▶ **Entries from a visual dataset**
---------------

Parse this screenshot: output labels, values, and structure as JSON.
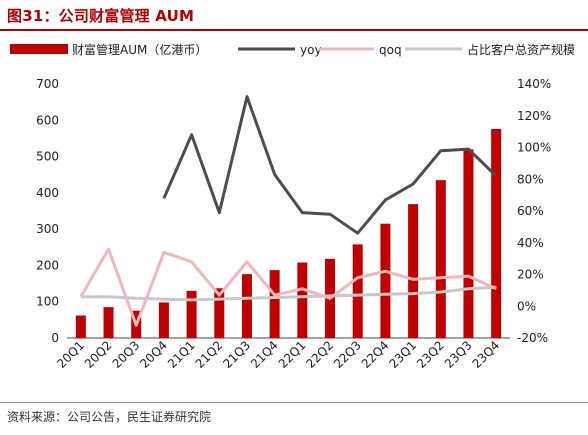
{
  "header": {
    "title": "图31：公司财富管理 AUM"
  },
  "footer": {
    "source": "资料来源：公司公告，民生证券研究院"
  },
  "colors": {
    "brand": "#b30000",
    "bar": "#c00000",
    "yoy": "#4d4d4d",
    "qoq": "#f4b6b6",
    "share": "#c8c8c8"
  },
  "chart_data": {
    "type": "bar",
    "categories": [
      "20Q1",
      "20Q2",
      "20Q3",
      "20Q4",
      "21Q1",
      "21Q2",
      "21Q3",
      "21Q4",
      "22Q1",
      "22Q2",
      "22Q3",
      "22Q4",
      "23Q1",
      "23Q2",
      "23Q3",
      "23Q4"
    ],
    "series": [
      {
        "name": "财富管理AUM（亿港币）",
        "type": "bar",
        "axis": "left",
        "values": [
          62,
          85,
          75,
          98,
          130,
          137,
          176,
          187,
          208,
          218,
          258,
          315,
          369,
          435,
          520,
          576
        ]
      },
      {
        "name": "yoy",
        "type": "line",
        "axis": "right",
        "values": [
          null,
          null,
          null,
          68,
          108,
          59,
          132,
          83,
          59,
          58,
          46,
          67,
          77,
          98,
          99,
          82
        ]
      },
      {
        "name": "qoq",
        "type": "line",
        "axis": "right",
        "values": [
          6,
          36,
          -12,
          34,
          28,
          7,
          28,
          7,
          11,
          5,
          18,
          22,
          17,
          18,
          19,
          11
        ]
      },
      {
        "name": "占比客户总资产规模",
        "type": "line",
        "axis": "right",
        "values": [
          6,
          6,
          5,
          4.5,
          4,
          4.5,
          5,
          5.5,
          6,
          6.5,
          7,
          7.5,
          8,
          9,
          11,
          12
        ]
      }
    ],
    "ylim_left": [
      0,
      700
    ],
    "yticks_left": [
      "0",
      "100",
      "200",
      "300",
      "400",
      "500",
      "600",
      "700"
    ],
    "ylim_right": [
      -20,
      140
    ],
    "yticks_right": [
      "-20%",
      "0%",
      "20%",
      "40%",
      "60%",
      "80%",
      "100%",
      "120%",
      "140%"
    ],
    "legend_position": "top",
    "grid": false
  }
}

---------------

▶ **SHORT EXERCISE**
Write out the whole listing exactly, and drop the pictures.

▶ **CORRECT RESPONSE**
Parse this screenshot: output labels, values, and structure as JSON.
{
  "header": {
    "title": "图31：公司财富管理 AUM"
  },
  "footer": {
    "source": "资料来源：公司公告，民生证券研究院"
  },
  "colors": {
    "brand": "#b30000",
    "bar": "#c00000",
    "yoy": "#4d4d4d",
    "qoq": "#f4b6b6",
    "share": "#c8c8c8"
  },
  "chart_data": {
    "type": "bar",
    "categories": [
      "20Q1",
      "20Q2",
      "20Q3",
      "20Q4",
      "21Q1",
      "21Q2",
      "21Q3",
      "21Q4",
      "22Q1",
      "22Q2",
      "22Q3",
      "22Q4",
      "23Q1",
      "23Q2",
      "23Q3",
      "23Q4"
    ],
    "series": [
      {
        "name": "财富管理AUM（亿港币）",
        "type": "bar",
        "axis": "left",
        "values": [
          62,
          85,
          75,
          98,
          130,
          137,
          176,
          187,
          208,
          218,
          258,
          315,
          369,
          435,
          520,
          576
        ]
      },
      {
        "name": "yoy",
        "type": "line",
        "axis": "right",
        "values": [
          null,
          null,
          null,
          68,
          108,
          59,
          132,
          83,
          59,
          58,
          46,
          67,
          77,
          98,
          99,
          82
        ]
      },
      {
        "name": "qoq",
        "type": "line",
        "axis": "right",
        "values": [
          6,
          36,
          -12,
          34,
          28,
          7,
          28,
          7,
          11,
          5,
          18,
          22,
          17,
          18,
          19,
          11
        ]
      },
      {
        "name": "占比客户总资产规模",
        "type": "line",
        "axis": "right",
        "values": [
          6,
          6,
          5,
          4.5,
          4,
          4.5,
          5,
          5.5,
          6,
          6.5,
          7,
          7.5,
          8,
          9,
          11,
          12
        ]
      }
    ],
    "ylim_left": [
      0,
      700
    ],
    "yticks_left": [
      "0",
      "100",
      "200",
      "300",
      "400",
      "500",
      "600",
      "700"
    ],
    "ylim_right": [
      -20,
      140
    ],
    "yticks_right": [
      "-20%",
      "0%",
      "20%",
      "40%",
      "60%",
      "80%",
      "100%",
      "120%",
      "140%"
    ],
    "legend_position": "top",
    "grid": false
  }
}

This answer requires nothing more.